● Brief: Every entry must be echoed exactly.

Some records
****
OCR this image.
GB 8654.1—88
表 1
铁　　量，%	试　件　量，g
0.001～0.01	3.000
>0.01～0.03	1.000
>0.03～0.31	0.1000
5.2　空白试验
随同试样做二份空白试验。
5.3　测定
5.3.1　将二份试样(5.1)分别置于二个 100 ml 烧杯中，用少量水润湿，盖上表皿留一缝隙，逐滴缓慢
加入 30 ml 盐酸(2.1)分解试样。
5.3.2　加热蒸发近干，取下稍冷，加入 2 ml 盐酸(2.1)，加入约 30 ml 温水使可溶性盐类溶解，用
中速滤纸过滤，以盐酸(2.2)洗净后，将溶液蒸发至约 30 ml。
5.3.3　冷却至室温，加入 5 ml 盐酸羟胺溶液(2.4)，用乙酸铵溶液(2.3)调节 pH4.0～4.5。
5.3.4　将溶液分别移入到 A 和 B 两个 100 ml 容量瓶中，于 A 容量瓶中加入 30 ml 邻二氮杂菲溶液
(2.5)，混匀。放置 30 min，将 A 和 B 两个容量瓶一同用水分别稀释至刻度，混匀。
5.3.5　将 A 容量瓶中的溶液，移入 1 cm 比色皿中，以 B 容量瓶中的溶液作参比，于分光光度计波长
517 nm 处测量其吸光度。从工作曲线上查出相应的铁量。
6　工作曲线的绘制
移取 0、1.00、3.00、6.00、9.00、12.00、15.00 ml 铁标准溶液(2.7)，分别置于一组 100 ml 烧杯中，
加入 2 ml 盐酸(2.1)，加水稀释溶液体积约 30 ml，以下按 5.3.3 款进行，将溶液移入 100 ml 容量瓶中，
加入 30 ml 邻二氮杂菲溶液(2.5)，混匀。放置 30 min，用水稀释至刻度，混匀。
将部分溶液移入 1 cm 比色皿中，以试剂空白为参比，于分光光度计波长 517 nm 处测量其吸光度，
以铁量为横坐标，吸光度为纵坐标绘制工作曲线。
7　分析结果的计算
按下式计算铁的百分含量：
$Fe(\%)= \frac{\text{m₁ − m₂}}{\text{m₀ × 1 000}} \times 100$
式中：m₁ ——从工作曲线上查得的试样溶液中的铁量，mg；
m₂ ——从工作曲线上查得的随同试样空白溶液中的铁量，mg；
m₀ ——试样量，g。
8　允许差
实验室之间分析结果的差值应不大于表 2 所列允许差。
****
● Exercise solution:
OCR this image.
GB 8654.1—88
表 1
铁　　量，%	试　件　量，g
0.001～0.01	3.000
>0.01～0.03	1.000
>0.03～0.31	0.1000
5.2　空白试验
随同试样做二份空白试验。
5.3　测定
5.3.1　将二份试样(5.1)分别置于二个 100 ml 烧杯中，用少量水润湿，盖上表皿留一缝隙，逐滴缓慢
加入 30 ml 盐酸(2.1)分解试样。
5.3.2　加热蒸发近干，取下稍冷，加入 2 ml 盐酸(2.1)，加入约 30 ml 温水使可溶性盐类溶解，用
中速滤纸过滤，以盐酸(2.2)洗净后，将溶液蒸发至约 30 ml。
5.3.3　冷却至室温，加入 5 ml 盐酸羟胺溶液(2.4)，用乙酸铵溶液(2.3)调节 pH4.0～4.5。
5.3.4　将溶液分别移入到 A 和 B 两个 100 ml 容量瓶中，于 A 容量瓶中加入 30 ml 邻二氮杂菲溶液
(2.5)，混匀。放置 30 min，将 A 和 B 两个容量瓶一同用水分别稀释至刻度，混匀。
5.3.5　将 A 容量瓶中的溶液，移入 1 cm 比色皿中，以 B 容量瓶中的溶液作参比，于分光光度计波长
517 nm 处测量其吸光度。从工作曲线上查出相应的铁量。
6　工作曲线的绘制
移取 0、1.00、3.00、6.00、9.00、12.00、15.00 ml 铁标准溶液(2.7)，分别置于一组 100 ml 烧杯中，
加入 2 ml 盐酸(2.1)，加水稀释溶液体积约 30 ml，以下按 5.3.3 款进行，将溶液移入 100 ml 容量瓶中，
加入 30 ml 邻二氮杂菲溶液(2.5)，混匀。放置 30 min，用水稀释至刻度，混匀。
将部分溶液移入 1 cm 比色皿中，以试剂空白为参比，于分光光度计波长 517 nm 处测量其吸光度，
以铁量为横坐标，吸光度为纵坐标绘制工作曲线。
7　分析结果的计算
按下式计算铁的百分含量：
$Fe(\%)= \frac{\text{m₁ − m₂}}{\text{m₀ × 1 000}} \times 100$
式中：m₁ ——从工作曲线上查得的试样溶液中的铁量，mg；
m₂ ——从工作曲线上查得的随同试样空白溶液中的铁量，mg；
m₀ ——试样量，g。
8　允许差
实验室之间分析结果的差值应不大于表 2 所列允许差。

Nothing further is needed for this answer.